──────── INFORMATION PROVIDED
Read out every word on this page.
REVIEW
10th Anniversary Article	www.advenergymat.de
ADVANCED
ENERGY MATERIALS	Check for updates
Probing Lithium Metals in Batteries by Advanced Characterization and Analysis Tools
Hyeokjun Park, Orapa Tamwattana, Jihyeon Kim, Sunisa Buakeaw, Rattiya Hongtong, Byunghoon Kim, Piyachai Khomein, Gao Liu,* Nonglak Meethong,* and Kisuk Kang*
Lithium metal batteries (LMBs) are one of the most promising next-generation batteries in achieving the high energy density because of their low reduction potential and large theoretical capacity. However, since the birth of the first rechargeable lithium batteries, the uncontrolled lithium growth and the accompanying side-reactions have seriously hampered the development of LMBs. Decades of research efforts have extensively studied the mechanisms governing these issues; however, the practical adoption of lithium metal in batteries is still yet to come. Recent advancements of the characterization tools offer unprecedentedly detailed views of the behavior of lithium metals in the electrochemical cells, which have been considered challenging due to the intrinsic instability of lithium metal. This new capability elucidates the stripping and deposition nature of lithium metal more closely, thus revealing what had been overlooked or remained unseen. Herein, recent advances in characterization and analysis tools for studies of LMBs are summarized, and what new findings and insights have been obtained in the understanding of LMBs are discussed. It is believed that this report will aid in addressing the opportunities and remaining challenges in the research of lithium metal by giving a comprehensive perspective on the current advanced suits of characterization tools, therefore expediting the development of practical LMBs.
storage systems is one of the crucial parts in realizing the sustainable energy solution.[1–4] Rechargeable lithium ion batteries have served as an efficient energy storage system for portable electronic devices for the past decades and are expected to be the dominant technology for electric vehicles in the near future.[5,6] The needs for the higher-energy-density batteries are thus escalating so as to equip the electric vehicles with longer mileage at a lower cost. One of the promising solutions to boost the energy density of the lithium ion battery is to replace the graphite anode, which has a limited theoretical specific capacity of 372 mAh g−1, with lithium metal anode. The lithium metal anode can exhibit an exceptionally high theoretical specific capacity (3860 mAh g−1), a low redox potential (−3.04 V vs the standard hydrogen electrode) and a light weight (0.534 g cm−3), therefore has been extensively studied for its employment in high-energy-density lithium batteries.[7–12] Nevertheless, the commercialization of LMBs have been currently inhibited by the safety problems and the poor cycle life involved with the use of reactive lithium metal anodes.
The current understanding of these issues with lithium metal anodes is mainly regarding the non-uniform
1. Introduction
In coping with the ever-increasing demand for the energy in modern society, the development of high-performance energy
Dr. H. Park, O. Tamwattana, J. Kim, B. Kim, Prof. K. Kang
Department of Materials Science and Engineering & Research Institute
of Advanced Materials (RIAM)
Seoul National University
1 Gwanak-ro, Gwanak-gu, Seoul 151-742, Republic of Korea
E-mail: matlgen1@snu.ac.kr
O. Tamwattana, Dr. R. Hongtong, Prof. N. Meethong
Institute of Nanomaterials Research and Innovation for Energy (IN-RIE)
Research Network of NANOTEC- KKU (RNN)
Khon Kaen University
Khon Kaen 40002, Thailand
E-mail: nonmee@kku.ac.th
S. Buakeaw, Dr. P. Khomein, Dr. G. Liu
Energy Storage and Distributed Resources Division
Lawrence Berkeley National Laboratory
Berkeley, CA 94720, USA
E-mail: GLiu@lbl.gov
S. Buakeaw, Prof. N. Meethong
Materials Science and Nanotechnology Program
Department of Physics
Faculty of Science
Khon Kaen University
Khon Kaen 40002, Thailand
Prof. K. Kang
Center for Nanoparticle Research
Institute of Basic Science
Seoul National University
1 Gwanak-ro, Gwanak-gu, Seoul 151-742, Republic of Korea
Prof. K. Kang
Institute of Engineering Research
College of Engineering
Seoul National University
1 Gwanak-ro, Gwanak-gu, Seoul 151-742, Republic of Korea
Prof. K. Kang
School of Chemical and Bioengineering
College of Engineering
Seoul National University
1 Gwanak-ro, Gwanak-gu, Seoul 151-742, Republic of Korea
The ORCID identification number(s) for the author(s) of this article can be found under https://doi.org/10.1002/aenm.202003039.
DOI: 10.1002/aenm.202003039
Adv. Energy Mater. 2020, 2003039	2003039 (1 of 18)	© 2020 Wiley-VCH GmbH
────────────────
### PROBLEM DETAILS
Restate the data above in full, keeping every word as it is.

### RESULT BELOW
Read out every word on this page.
REVIEW
10th Anniversary Article	www.advenergymat.de
ADVANCED
ENERGY MATERIALS	Check for updates
Probing Lithium Metals in Batteries by Advanced Characterization and Analysis Tools
Hyeokjun Park, Orapa Tamwattana, Jihyeon Kim, Sunisa Buakeaw, Rattiya Hongtong, Byunghoon Kim, Piyachai Khomein, Gao Liu,* Nonglak Meethong,* and Kisuk Kang*
Lithium metal batteries (LMBs) are one of the most promising next-generation batteries in achieving the high energy density because of their low reduction potential and large theoretical capacity. However, since the birth of the first rechargeable lithium batteries, the uncontrolled lithium growth and the accompanying side-reactions have seriously hampered the development of LMBs. Decades of research efforts have extensively studied the mechanisms governing these issues; however, the practical adoption of lithium metal in batteries is still yet to come. Recent advancements of the characterization tools offer unprecedentedly detailed views of the behavior of lithium metals in the electrochemical cells, which have been considered challenging due to the intrinsic instability of lithium metal. This new capability elucidates the stripping and deposition nature of lithium metal more closely, thus revealing what had been overlooked or remained unseen. Herein, recent advances in characterization and analysis tools for studies of LMBs are summarized, and what new findings and insights have been obtained in the understanding of LMBs are discussed. It is believed that this report will aid in addressing the opportunities and remaining challenges in the research of lithium metal by giving a comprehensive perspective on the current advanced suits of characterization tools, therefore expediting the development of practical LMBs.
storage systems is one of the crucial parts in realizing the sustainable energy solution.[1–4] Rechargeable lithium ion batteries have served as an efficient energy storage system for portable electronic devices for the past decades and are expected to be the dominant technology for electric vehicles in the near future.[5,6] The needs for the higher-energy-density batteries are thus escalating so as to equip the electric vehicles with longer mileage at a lower cost. One of the promising solutions to boost the energy density of the lithium ion battery is to replace the graphite anode, which has a limited theoretical specific capacity of 372 mAh g−1, with lithium metal anode. The lithium metal anode can exhibit an exceptionally high theoretical specific capacity (3860 mAh g−1), a low redox potential (−3.04 V vs the standard hydrogen electrode) and a light weight (0.534 g cm−3), therefore has been extensively studied for its employment in high-energy-density lithium batteries.[7–12] Nevertheless, the commercialization of LMBs have been currently inhibited by the safety problems and the poor cycle life involved with the use of reactive lithium metal anodes.
The current understanding of these issues with lithium metal anodes is mainly regarding the non-uniform
1. Introduction
In coping with the ever-increasing demand for the energy in modern society, the development of high-performance energy
Dr. H. Park, O. Tamwattana, J. Kim, B. Kim, Prof. K. Kang
Department of Materials Science and Engineering & Research Institute
of Advanced Materials (RIAM)
Seoul National University
1 Gwanak-ro, Gwanak-gu, Seoul 151-742, Republic of Korea
E-mail: matlgen1@snu.ac.kr
O. Tamwattana, Dr. R. Hongtong, Prof. N. Meethong
Institute of Nanomaterials Research and Innovation for Energy (IN-RIE)
Research Network of NANOTEC- KKU (RNN)
Khon Kaen University
Khon Kaen 40002, Thailand
E-mail: nonmee@kku.ac.th
S. Buakeaw, Dr. P. Khomein, Dr. G. Liu
Energy Storage and Distributed Resources Division
Lawrence Berkeley National Laboratory
Berkeley, CA 94720, USA
E-mail: GLiu@lbl.gov
S. Buakeaw, Prof. N. Meethong
Materials Science and Nanotechnology Program
Department of Physics
Faculty of Science
Khon Kaen University
Khon Kaen 40002, Thailand
Prof. K. Kang
Center for Nanoparticle Research
Institute of Basic Science
Seoul National University
1 Gwanak-ro, Gwanak-gu, Seoul 151-742, Republic of Korea
Prof. K. Kang
Institute of Engineering Research
College of Engineering
Seoul National University
1 Gwanak-ro, Gwanak-gu, Seoul 151-742, Republic of Korea
Prof. K. Kang
School of Chemical and Bioengineering
College of Engineering
Seoul National University
1 Gwanak-ro, Gwanak-gu, Seoul 151-742, Republic of Korea
The ORCID identification number(s) for the author(s) of this article can be found under https://doi.org/10.1002/aenm.202003039.
DOI: 10.1002/aenm.202003039
Adv. Energy Mater. 2020, 2003039	2003039 (1 of 18)	© 2020 Wiley-VCH GmbH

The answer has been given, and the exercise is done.